• _Written problem_: Return all lines below containing the word "grid".

• _Input material_:
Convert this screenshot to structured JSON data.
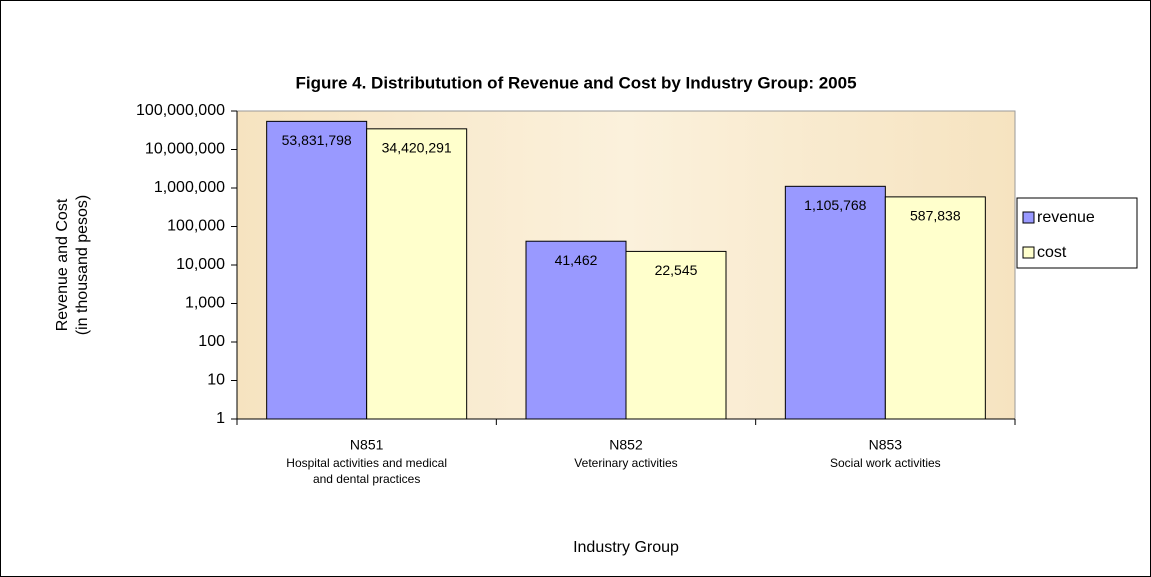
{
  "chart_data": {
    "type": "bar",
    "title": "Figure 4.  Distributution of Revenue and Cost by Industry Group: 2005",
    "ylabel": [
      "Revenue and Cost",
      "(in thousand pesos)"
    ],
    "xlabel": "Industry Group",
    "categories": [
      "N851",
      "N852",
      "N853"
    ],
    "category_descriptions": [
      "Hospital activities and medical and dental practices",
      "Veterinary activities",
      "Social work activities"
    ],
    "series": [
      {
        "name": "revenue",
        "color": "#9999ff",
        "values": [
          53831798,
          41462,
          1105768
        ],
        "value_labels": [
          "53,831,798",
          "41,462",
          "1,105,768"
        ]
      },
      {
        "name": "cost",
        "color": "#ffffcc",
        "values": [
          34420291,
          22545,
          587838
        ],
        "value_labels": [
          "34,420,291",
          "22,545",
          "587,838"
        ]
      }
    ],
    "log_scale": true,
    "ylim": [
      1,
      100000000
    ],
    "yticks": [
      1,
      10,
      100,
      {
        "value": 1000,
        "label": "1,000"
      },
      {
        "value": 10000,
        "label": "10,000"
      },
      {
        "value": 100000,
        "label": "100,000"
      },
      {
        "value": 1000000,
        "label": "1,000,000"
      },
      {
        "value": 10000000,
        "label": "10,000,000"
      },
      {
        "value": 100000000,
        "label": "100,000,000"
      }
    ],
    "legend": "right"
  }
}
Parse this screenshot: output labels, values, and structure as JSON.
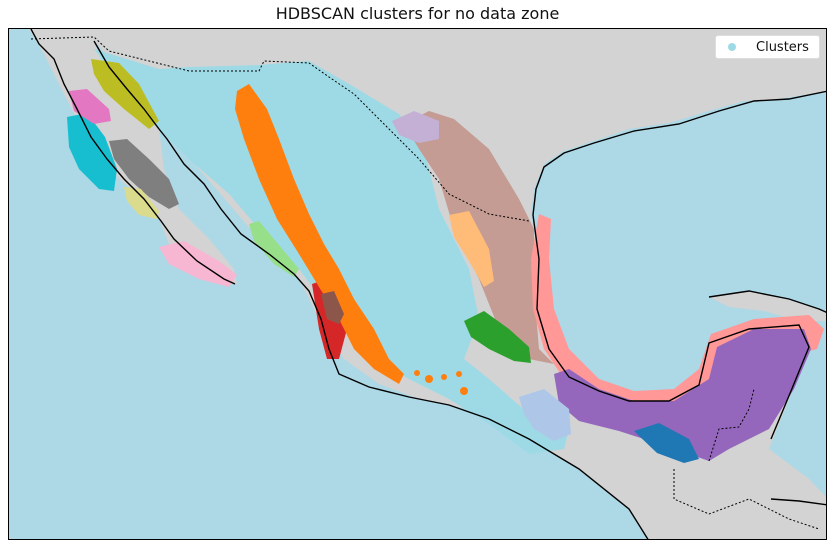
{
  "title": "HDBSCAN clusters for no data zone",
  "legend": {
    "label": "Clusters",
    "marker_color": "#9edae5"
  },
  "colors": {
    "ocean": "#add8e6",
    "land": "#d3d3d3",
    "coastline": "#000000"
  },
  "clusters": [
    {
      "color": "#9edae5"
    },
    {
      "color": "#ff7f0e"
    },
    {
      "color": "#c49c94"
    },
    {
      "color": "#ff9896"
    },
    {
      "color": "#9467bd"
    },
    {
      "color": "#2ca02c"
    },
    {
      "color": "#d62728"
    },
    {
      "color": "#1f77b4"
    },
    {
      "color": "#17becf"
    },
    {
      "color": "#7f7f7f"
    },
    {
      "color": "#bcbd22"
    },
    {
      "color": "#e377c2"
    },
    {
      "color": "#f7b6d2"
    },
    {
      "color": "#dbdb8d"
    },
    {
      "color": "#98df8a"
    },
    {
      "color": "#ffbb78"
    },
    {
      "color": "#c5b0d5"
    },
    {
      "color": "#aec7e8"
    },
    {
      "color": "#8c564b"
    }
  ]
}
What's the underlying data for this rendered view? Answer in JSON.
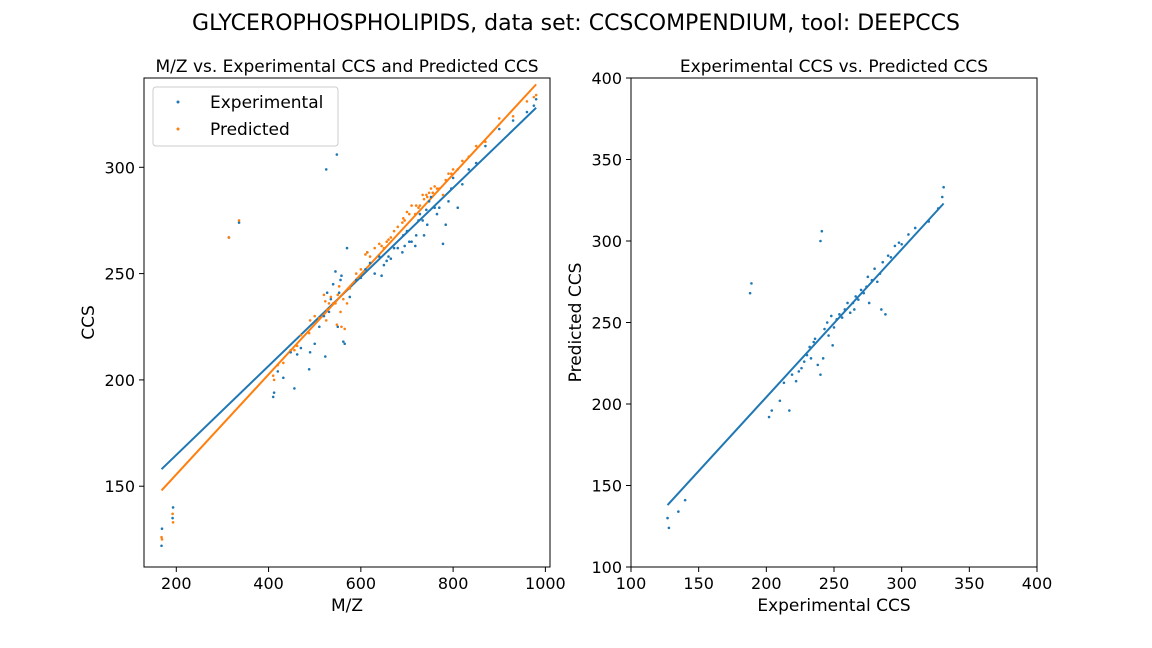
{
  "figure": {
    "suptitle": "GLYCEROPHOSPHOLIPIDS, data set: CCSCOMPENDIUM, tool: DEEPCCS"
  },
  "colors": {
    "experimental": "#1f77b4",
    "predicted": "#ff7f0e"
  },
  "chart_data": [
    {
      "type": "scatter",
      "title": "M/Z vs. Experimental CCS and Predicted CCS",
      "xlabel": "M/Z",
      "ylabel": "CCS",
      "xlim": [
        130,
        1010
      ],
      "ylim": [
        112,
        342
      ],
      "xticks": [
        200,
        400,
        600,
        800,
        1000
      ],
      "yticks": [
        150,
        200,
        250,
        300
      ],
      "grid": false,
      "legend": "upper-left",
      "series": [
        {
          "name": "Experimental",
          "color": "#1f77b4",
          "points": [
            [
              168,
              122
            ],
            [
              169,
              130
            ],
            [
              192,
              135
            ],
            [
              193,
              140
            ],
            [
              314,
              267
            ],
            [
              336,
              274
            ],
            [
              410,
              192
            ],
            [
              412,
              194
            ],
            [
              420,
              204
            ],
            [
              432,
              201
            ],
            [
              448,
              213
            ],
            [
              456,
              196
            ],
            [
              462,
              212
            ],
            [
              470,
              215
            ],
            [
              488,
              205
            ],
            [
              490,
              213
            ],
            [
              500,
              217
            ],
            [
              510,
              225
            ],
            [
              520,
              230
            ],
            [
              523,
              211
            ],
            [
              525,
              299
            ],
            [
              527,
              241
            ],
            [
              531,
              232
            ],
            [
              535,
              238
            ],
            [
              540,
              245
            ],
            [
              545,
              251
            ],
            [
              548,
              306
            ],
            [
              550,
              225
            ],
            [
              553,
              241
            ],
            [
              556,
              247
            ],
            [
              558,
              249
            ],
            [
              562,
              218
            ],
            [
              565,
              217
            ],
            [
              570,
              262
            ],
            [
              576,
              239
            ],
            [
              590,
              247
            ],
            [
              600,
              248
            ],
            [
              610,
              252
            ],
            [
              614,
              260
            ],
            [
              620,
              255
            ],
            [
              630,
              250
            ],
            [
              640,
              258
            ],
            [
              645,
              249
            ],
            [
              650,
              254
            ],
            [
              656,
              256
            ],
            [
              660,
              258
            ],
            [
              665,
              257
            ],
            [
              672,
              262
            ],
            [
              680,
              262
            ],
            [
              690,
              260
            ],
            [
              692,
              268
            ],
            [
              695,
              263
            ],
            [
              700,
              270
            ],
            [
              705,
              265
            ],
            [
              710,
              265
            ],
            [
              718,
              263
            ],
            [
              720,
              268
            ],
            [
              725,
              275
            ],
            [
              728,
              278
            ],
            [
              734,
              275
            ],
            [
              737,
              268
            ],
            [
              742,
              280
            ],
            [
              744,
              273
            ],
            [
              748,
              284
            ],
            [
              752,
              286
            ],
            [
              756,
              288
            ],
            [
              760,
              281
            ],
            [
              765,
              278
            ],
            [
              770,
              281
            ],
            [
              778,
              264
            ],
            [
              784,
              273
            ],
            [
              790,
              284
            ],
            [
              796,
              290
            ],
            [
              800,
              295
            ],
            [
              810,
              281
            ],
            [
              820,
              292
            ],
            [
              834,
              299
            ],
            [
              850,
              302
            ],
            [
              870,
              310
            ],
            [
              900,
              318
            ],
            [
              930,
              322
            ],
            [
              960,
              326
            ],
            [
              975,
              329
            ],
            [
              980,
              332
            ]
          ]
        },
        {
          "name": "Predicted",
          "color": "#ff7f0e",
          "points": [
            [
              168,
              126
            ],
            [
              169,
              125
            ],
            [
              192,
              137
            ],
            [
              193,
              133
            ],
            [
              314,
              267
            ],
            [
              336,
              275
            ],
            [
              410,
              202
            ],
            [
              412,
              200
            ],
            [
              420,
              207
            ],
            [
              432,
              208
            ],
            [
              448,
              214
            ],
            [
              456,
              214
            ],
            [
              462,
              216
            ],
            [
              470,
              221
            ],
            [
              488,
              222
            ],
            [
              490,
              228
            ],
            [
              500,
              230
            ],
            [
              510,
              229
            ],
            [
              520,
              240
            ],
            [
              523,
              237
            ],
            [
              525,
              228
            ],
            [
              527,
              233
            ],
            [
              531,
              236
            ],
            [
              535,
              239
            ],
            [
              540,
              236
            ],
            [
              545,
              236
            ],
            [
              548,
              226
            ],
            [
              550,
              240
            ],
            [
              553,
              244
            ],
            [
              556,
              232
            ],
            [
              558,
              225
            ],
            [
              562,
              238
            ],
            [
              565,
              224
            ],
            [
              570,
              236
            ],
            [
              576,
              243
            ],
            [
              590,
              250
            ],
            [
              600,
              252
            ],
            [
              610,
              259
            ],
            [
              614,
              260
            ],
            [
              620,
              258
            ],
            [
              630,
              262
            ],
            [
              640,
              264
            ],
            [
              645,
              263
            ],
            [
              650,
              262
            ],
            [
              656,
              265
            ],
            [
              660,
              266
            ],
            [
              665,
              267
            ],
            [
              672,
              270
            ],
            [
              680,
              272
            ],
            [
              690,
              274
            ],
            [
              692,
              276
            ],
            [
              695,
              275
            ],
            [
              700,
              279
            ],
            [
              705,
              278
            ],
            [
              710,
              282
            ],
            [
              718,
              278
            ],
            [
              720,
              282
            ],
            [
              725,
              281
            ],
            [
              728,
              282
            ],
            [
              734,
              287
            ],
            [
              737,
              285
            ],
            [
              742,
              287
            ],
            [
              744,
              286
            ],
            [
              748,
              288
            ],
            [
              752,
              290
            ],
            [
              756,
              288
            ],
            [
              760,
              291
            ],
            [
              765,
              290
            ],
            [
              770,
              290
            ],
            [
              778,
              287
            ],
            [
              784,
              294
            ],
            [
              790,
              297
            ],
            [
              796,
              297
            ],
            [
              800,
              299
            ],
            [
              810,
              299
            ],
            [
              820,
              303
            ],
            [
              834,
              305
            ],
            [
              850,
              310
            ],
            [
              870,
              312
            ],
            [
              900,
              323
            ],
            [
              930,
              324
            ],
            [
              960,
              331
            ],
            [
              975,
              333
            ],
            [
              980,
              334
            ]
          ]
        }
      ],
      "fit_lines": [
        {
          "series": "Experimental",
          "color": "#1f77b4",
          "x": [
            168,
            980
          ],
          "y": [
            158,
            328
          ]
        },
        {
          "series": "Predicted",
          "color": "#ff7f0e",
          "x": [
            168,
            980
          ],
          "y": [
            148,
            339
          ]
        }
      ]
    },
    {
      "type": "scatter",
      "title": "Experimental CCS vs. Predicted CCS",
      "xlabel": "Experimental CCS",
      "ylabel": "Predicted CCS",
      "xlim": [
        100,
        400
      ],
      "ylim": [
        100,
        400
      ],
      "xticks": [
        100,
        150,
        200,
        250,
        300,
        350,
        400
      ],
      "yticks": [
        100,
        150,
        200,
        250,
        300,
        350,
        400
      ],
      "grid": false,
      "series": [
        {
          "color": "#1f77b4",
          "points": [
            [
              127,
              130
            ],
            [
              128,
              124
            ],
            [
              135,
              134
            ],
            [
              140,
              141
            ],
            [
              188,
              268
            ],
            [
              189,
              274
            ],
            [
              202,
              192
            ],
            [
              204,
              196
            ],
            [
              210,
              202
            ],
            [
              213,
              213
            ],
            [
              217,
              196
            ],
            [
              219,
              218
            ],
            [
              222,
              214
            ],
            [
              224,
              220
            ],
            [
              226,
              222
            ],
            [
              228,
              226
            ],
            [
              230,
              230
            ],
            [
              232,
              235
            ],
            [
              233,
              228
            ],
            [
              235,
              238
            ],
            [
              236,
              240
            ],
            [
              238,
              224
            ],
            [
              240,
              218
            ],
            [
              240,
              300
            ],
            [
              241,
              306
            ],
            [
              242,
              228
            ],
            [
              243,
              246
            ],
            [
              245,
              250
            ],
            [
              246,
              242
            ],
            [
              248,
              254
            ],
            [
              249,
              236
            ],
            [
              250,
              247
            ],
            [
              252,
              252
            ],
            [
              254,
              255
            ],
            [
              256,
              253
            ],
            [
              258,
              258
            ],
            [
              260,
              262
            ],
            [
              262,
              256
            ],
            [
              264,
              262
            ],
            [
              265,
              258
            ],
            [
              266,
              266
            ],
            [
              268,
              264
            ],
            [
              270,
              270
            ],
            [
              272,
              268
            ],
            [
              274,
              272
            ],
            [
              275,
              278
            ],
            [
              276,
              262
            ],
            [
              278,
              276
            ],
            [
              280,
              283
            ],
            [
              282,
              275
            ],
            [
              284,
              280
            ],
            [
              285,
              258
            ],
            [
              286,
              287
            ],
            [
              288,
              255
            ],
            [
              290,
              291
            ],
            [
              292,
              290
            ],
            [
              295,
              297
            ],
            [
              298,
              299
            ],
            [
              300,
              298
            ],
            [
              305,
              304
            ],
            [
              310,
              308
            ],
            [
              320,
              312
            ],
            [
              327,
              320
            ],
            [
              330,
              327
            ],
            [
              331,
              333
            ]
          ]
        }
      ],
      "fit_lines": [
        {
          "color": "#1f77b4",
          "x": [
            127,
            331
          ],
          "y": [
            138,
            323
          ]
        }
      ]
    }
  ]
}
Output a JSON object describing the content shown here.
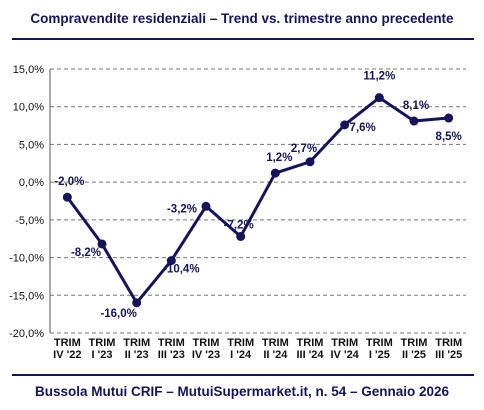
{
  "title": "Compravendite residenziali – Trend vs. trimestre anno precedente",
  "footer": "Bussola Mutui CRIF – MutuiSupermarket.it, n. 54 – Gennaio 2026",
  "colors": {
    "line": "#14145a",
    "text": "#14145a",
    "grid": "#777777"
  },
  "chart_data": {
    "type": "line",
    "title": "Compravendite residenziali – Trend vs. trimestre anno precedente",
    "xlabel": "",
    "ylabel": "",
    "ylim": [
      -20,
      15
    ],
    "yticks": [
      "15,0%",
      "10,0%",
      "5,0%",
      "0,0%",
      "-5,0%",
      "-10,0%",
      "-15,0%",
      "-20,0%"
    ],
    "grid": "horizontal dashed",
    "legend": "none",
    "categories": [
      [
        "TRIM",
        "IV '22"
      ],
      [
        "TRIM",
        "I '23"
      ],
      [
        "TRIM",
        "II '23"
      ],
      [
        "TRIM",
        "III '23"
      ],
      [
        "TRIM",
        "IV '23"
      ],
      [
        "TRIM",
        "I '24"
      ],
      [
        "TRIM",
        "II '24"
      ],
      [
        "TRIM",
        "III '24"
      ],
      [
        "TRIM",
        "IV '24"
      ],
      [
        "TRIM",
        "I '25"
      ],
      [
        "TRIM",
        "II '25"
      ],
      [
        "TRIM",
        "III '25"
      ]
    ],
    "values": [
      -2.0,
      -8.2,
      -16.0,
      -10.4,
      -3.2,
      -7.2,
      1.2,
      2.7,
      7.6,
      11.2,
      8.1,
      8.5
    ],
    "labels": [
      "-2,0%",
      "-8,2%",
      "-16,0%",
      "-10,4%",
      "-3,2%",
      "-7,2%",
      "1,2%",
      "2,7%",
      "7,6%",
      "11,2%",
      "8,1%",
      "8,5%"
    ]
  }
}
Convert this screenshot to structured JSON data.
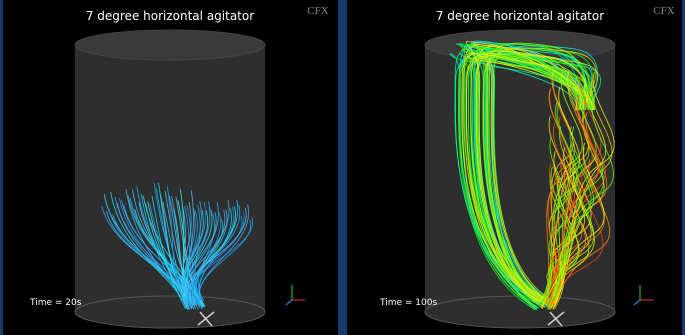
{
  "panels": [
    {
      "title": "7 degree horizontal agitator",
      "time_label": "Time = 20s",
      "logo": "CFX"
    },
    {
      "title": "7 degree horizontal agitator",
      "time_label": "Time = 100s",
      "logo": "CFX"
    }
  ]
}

• _Written reply_:
      "grid": false,
      "grid": false,
    "grid": "#777777"
    "grid": "horizontal dashed",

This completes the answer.